··· Фрагмент страницы

Крым отделен от материка заливом Сиваш или, как его еще называют, «Гнилым морем». Это так называемое «море» представляет собой систему мелких заливов с сильно минерализованной водой и почти непроходимо (в ночь на 8 ноября 1920 года вброд по грудь в ледяной воде Сиваш пересекла ударная группа Красной армии, пройдя так 7 километров. — Ред.). Из-за мелководья оно было непреодолимым препятствием даже для штурмовых катеров. Три основных пути вели в Крым: Перекопский перешеек на западе, железнодорожный переезд через Чонгарский полуостров в центре и узкий пролив у Геническа, ведущий на Арабатскую стрелку, на востоке. Перекопский перешеек 8 километров шириной в самом узком месте перекопан древним Татарским рвом до15 метров глубиной. Местность здесь плоская как блин и пересечена несколькими балками — сухими или с временным водотоком долинами. Они служили батальону единственным укрытием. Прямо у северной стороны Татарского рва располагался старинный укрепленный городок Перекоп. Железная дорога шла через Перекопский перешеек в Крым. Ввиду таких благоприятных для обороны возможностей и того факта, что за последние несколько дней мы взяли пленных из трех разных дивизий противника, никто не верил, что перешеек будет несложной преградой.

······

* **Задание**
Продолжите отрывок о путях в Крым через Перекопский перешеек, начав сразу после его последнего предложения.

··· Представленные данные

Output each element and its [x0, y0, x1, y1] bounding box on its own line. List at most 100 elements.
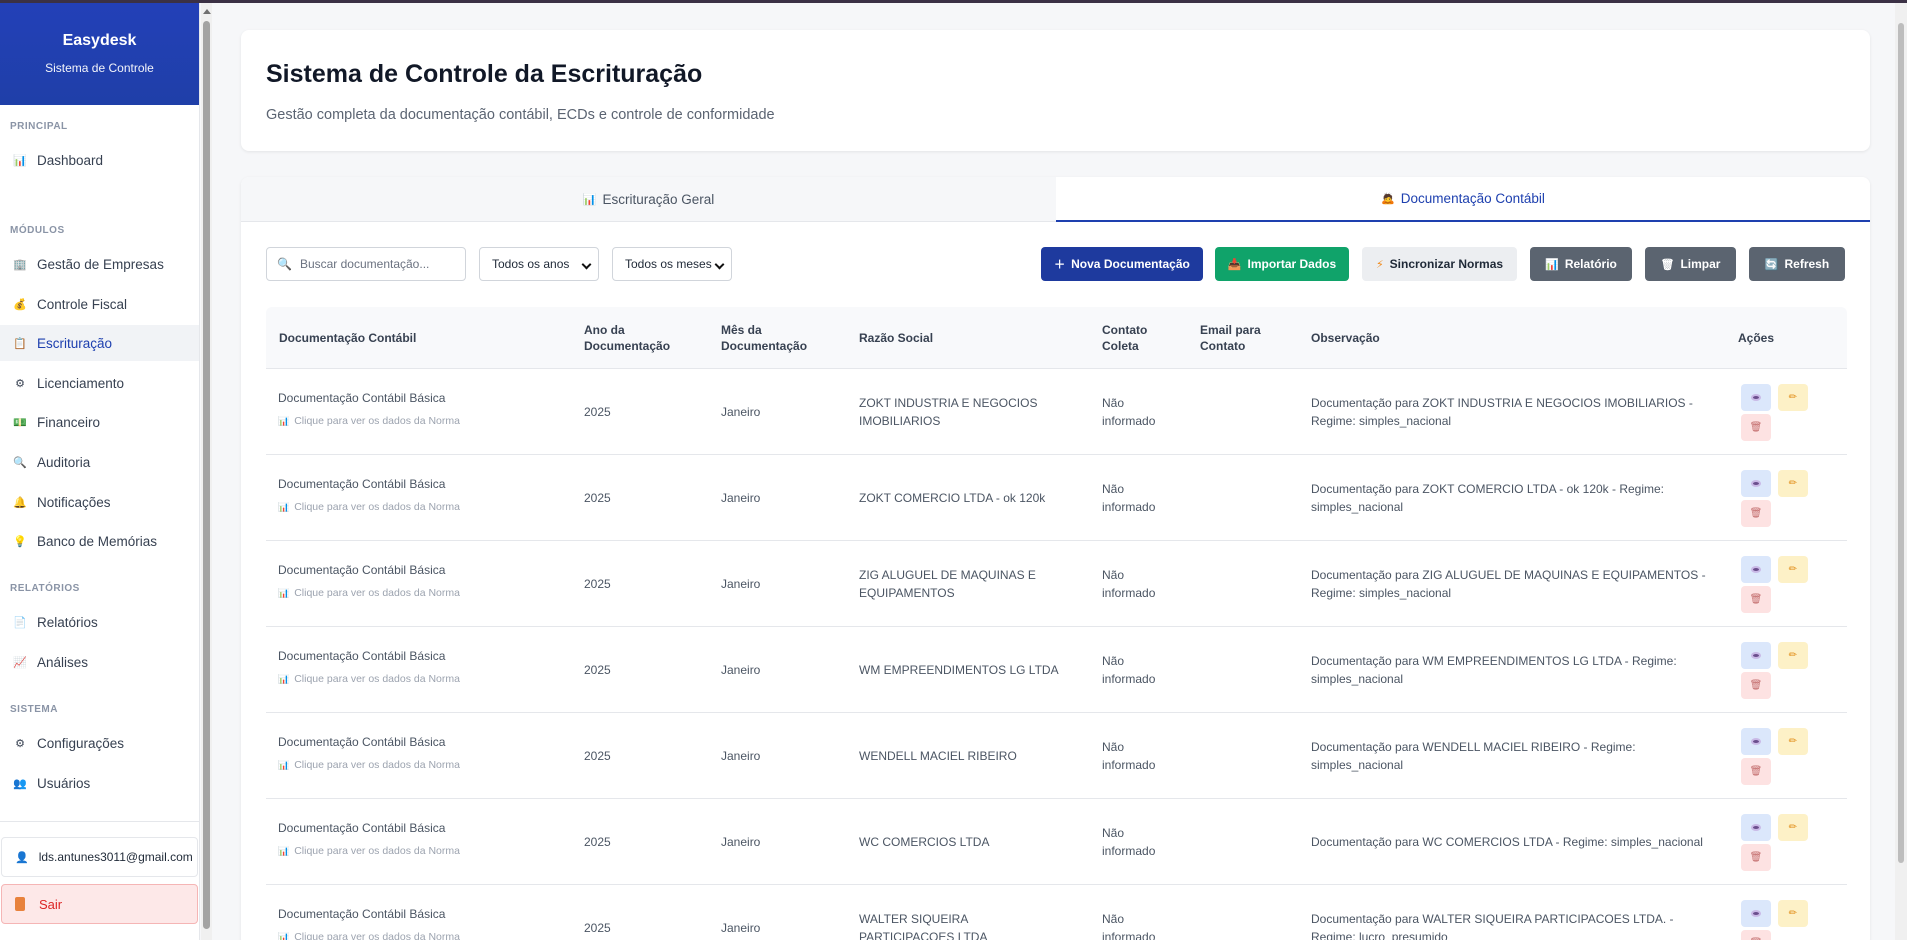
sidebar-item-gestao-empresas[interactable]: 🏢 Gestão de Empresas: [0, 246, 199, 282]
delete-button[interactable]: 🗑: [1741, 672, 1771, 699]
search-icon: 🔍: [13, 456, 27, 469]
sidebar-scrollbar-thumb[interactable]: [203, 21, 210, 929]
tab-documentacao-contabil[interactable]: 🙇 Documentação Contábil: [1056, 177, 1870, 222]
year-select[interactable]: Todos os anos: [479, 247, 599, 281]
cell-razao-social: ZOKT COMERCIO LTDA - ok 120k: [859, 491, 1046, 505]
scroll-up-arrow-icon[interactable]: [203, 9, 211, 14]
delete-button[interactable]: 🗑: [1741, 930, 1771, 940]
refresh-button[interactable]: 🔄 Refresh: [1749, 247, 1845, 281]
doc-title: Documentação Contábil Básica: [278, 907, 446, 921]
norma-link-label: Clique para ver os dados da Norma: [294, 415, 460, 427]
page-scrollbar[interactable]: [1895, 3, 1907, 940]
edit-button[interactable]: ✏: [1778, 556, 1808, 583]
norma-link[interactable]: 📊 Clique para ver os dados da Norma: [278, 587, 460, 599]
sidebar-item-relatorios[interactable]: 📄 Relatórios: [0, 604, 199, 640]
norma-link[interactable]: 📊 Clique para ver os dados da Norma: [278, 845, 460, 857]
edit-button[interactable]: ✏: [1778, 642, 1808, 669]
logout-button[interactable]: Sair: [1, 884, 198, 924]
sidebar-item-label: Dashboard: [37, 152, 104, 168]
report-button[interactable]: 📊 Relatório: [1530, 247, 1632, 281]
sidebar-item-label: Usuários: [37, 775, 91, 791]
cell-contato: Não informado: [1102, 826, 1156, 858]
pencil-icon: ✏: [1788, 650, 1798, 661]
norma-link[interactable]: 📊 Clique para ver os dados da Norma: [278, 501, 460, 513]
search-input[interactable]: 🔍 Buscar documentação...: [266, 247, 466, 281]
month-select[interactable]: Todos os meses: [612, 247, 732, 281]
eye-icon: [1751, 910, 1761, 917]
delete-button[interactable]: 🗑: [1741, 414, 1771, 441]
delete-button[interactable]: 🗑: [1741, 500, 1771, 527]
sidebar-item-notificacoes[interactable]: 🔔 Notificações: [0, 484, 199, 520]
user-icon: 👤: [15, 851, 29, 864]
section-principal: PRINCIPAL: [10, 121, 68, 132]
sidebar-item-banco-memorias[interactable]: 💡 Banco de Memórias: [0, 523, 199, 559]
table-row[interactable]: Documentação Contábil Básica 📊 Clique pa…: [266, 799, 1847, 885]
table-row[interactable]: Documentação Contábil Básica 📊 Clique pa…: [266, 713, 1847, 799]
cell-contato: Não informado: [1102, 912, 1156, 940]
view-button[interactable]: [1741, 814, 1771, 841]
table-row[interactable]: Documentação Contábil Básica 📊 Clique pa…: [266, 627, 1847, 713]
sync-norms-button[interactable]: ⚡ Sincronizar Normas: [1362, 247, 1517, 281]
cell-contato: Não informado: [1102, 654, 1156, 686]
tab-escrituracao-geral[interactable]: 📊 Escrituração Geral: [241, 177, 1056, 222]
edit-button[interactable]: ✏: [1778, 814, 1808, 841]
table-row[interactable]: Documentação Contábil Básica 📊 Clique pa…: [266, 455, 1847, 541]
sidebar-item-analises[interactable]: 📈 Análises: [0, 644, 199, 680]
view-button[interactable]: [1741, 728, 1771, 755]
norma-link[interactable]: 📊 Clique para ver os dados da Norma: [278, 415, 460, 427]
doc-title: Documentação Contábil Básica: [278, 649, 446, 663]
edit-button[interactable]: ✏: [1778, 470, 1808, 497]
cell-email: [1200, 627, 1300, 713]
import-data-label: Importar Dados: [1247, 257, 1337, 271]
sidebar-item-licenciamento[interactable]: ⚙ Licenciamento: [0, 365, 199, 401]
column-header-acoes: Ações: [1738, 331, 1775, 345]
cell-email: [1200, 541, 1300, 627]
pencil-icon: ✏: [1788, 736, 1798, 747]
sidebar-item-configuracoes[interactable]: ⚙ Configurações: [0, 725, 199, 761]
brand-header: Easydesk Sistema de Controle: [0, 3, 199, 105]
norma-link-label: Clique para ver os dados da Norma: [294, 673, 460, 685]
view-button[interactable]: [1741, 642, 1771, 669]
lightbulb-icon: 💡: [13, 535, 27, 548]
sidebar-divider: [0, 821, 199, 822]
table-row[interactable]: Documentação Contábil Básica 📊 Clique pa…: [266, 369, 1847, 455]
edit-button[interactable]: ✏: [1778, 384, 1808, 411]
column-header-razao: Razão Social: [859, 331, 934, 345]
bar-chart-icon: 📊: [278, 501, 290, 512]
view-button[interactable]: [1741, 470, 1771, 497]
brand-name: Easydesk: [62, 32, 137, 49]
delete-button[interactable]: 🗑: [1741, 758, 1771, 785]
clear-button[interactable]: 🗑 Limpar: [1645, 247, 1736, 281]
view-button[interactable]: [1741, 384, 1771, 411]
user-account[interactable]: 👤 lds.antunes3011@gmail.com: [1, 837, 198, 877]
logout-label: Sair: [39, 896, 63, 912]
sidebar-item-financeiro[interactable]: 💵 Financeiro: [0, 404, 199, 440]
clear-label: Limpar: [1680, 257, 1721, 271]
sidebar-item-dashboard[interactable]: 📊 Dashboard: [0, 142, 199, 178]
sidebar-item-escrituracao[interactable]: 📋 Escrituração: [0, 325, 199, 361]
sidebar-item-auditoria[interactable]: 🔍 Auditoria: [0, 444, 199, 480]
sidebar-item-usuarios[interactable]: 👥 Usuários: [0, 765, 199, 801]
search-placeholder: Buscar documentação...: [299, 257, 430, 271]
column-header-obs: Observação: [1311, 331, 1380, 345]
norma-link[interactable]: 📊 Clique para ver os dados da Norma: [278, 673, 460, 685]
import-data-button[interactable]: 📥 Importar Dados: [1215, 247, 1349, 281]
delete-button[interactable]: 🗑: [1741, 586, 1771, 613]
trash-icon: 🗑: [1749, 508, 1763, 519]
cell-ano: 2025: [584, 491, 611, 505]
page-scrollbar-thumb[interactable]: [1898, 23, 1904, 863]
sidebar-scrollbar[interactable]: [201, 3, 212, 940]
table-row[interactable]: Documentação Contábil Básica 📊 Clique pa…: [266, 541, 1847, 627]
table-row[interactable]: Documentação Contábil Básica 📊 Clique pa…: [266, 885, 1847, 940]
norma-link[interactable]: 📊 Clique para ver os dados da Norma: [278, 759, 460, 771]
edit-button[interactable]: ✏: [1778, 900, 1808, 927]
norma-link[interactable]: 📊 Clique para ver os dados da Norma: [278, 931, 460, 940]
sidebar-item-controle-fiscal[interactable]: 💰 Controle Fiscal: [0, 286, 199, 322]
delete-button[interactable]: 🗑: [1741, 844, 1771, 871]
edit-button[interactable]: ✏: [1778, 728, 1808, 755]
view-button[interactable]: [1741, 556, 1771, 583]
view-button[interactable]: [1741, 900, 1771, 927]
new-documentation-button[interactable]: ＋ Nova Documentação: [1041, 247, 1203, 281]
page-title: Sistema de Controle da Escrituração: [266, 60, 703, 88]
toolbar: 🔍 Buscar documentação... Todos os anos T…: [241, 246, 1870, 282]
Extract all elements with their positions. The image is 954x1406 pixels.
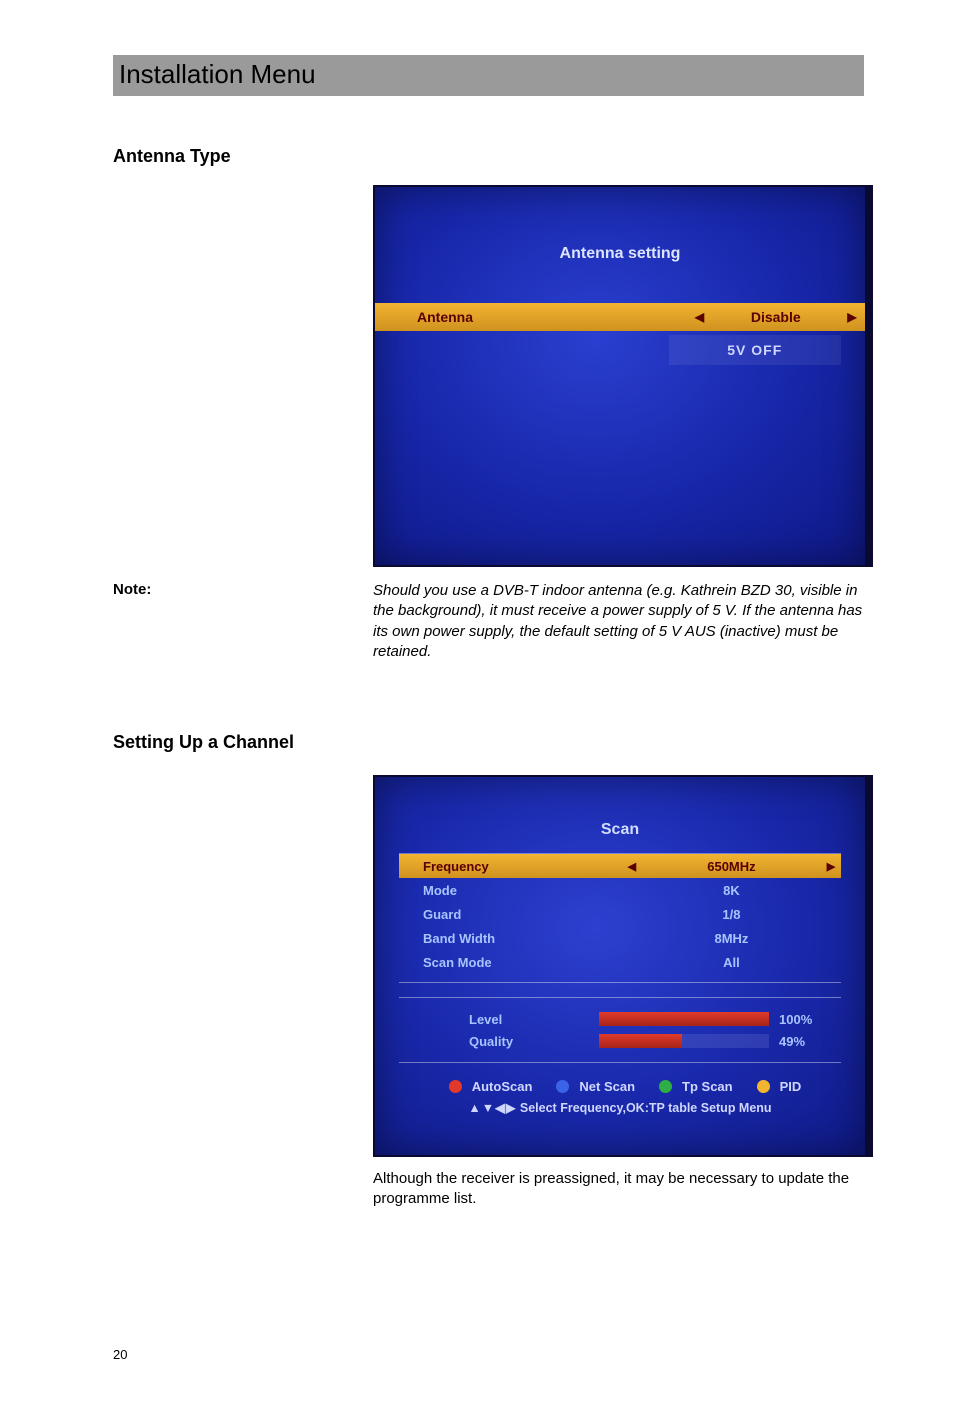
osd-row-label: Scan Mode	[399, 955, 622, 970]
osd-antenna-value: Disable	[713, 309, 840, 325]
meter-label: Quality	[399, 1034, 599, 1049]
meter-percent: 49%	[779, 1034, 839, 1049]
meter-level: Level 100%	[399, 1008, 841, 1030]
osd-row-label: Mode	[399, 883, 622, 898]
paragraph-after-scan: Although the receiver is preassigned, it…	[373, 1169, 864, 1210]
page-number: 20	[113, 1347, 127, 1362]
note-text: Should you use a DVB-T indoor antenna (e…	[373, 581, 864, 662]
osd-row-value: 1/8	[642, 907, 821, 922]
osd-hint: ▲▼◀▶ Select Frequency,OK:TP table Setup …	[375, 1100, 865, 1115]
osd-row-frequency[interactable]: Frequency ◀ 650MHz ▶	[399, 854, 841, 878]
osd-row-guard[interactable]: Guard 1/8	[399, 902, 841, 926]
osd-row-scanmode[interactable]: Scan Mode All	[399, 950, 841, 974]
dot-yellow-icon[interactable]	[757, 1080, 770, 1093]
osd-scan-title: Scan	[375, 777, 865, 839]
screenshot-scan: Scan Frequency ◀ 650MHz ▶ Mode 8K Guard	[373, 775, 873, 1157]
arrow-left-icon[interactable]: ◀	[622, 860, 642, 873]
osd-row-value: 650MHz	[642, 859, 821, 874]
heading-setting-up-channel: Setting Up a Channel	[113, 732, 864, 753]
dot-blue-icon[interactable]	[556, 1080, 569, 1093]
meter-bar	[599, 1012, 769, 1026]
osd-row-value: 8MHz	[642, 931, 821, 946]
dot-green-icon[interactable]	[659, 1080, 672, 1093]
legend-autoscan: AutoScan	[472, 1079, 533, 1094]
nav-arrows-icon: ▲▼◀▶	[468, 1101, 516, 1115]
osd-row-value: All	[642, 955, 821, 970]
osd-scan-settings: Frequency ◀ 650MHz ▶ Mode 8K Guard 1/8	[399, 853, 841, 983]
arrow-right-icon[interactable]: ▶	[821, 860, 841, 873]
arrow-right-icon[interactable]: ▶	[839, 310, 865, 324]
note-label: Note:	[113, 581, 373, 662]
osd-antenna-row[interactable]: Antenna ◀ Disable ▶	[375, 303, 865, 331]
osd-row-value: 8K	[642, 883, 821, 898]
osd-5v-status: 5V OFF	[669, 335, 841, 365]
meter-quality: Quality 49%	[399, 1030, 841, 1052]
osd-title: Antenna setting	[375, 187, 865, 263]
osd-row-label: Band Width	[399, 931, 622, 946]
osd-antenna-label: Antenna	[375, 309, 687, 325]
dot-red-icon[interactable]	[449, 1080, 462, 1093]
osd-hint-text: Select Frequency,OK:TP table Setup Menu	[520, 1101, 772, 1115]
heading-antenna-type: Antenna Type	[113, 146, 864, 167]
legend-pid: PID	[780, 1079, 802, 1094]
page-title-bar: Installation Menu	[113, 55, 864, 96]
arrow-left-icon[interactable]: ◀	[687, 310, 713, 324]
osd-signal-meters: Level 100% Quality 49%	[399, 997, 841, 1063]
osd-row-label: Guard	[399, 907, 622, 922]
osd-row-bandwidth[interactable]: Band Width 8MHz	[399, 926, 841, 950]
meter-bar	[599, 1034, 769, 1048]
meter-label: Level	[399, 1012, 599, 1027]
screenshot-antenna-setting: Antenna setting Antenna ◀ Disable ▶ 5V O…	[373, 185, 873, 567]
osd-row-label: Frequency	[399, 859, 622, 874]
osd-legend: AutoScan Net Scan Tp Scan PID	[375, 1079, 865, 1094]
legend-netscan: Net Scan	[579, 1079, 635, 1094]
osd-row-mode[interactable]: Mode 8K	[399, 878, 841, 902]
legend-tpscan: Tp Scan	[682, 1079, 733, 1094]
meter-percent: 100%	[779, 1012, 839, 1027]
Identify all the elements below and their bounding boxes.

······

* **Ответ на задание**
12 сентября около 4.30 утра мой батальон двинулся к Перекопу. Мы установили контакт с передовым батальоном 73-й пехотной дивизии под командованием майора Штиффатера в 4.55. Штиффатер присоединился к моему батальону. Дальний горизонт медленно вырастал из полумрака зари. Степь сверкала самыми изумительными красками. Не было видно больше ни одного живого человеческого существа; лишь мои солдаты двигались вперед, прыгая как лягушки. Унтерштурмфюрер СС Монтаг вел передовой взвод. Унтерштурмфюрер СС Вестфаль находился в головном походном дозоре. Я двигался следом, нервно рассматривая горизонт, пытаясь увидеть признаки какого-либо движения. Но не было видно ни людей, ни животных. Лишь игра красок от поднимающегося солнца придавала равнине удивительный, сказочный вид. Я направил взвод Бюттнера далеко вперед разведать местность вдоль побережья Перекопского залива близ второй Александровки. Оттуда должна была хорошо просматриваться местность к северу и к югу от Татарского рва.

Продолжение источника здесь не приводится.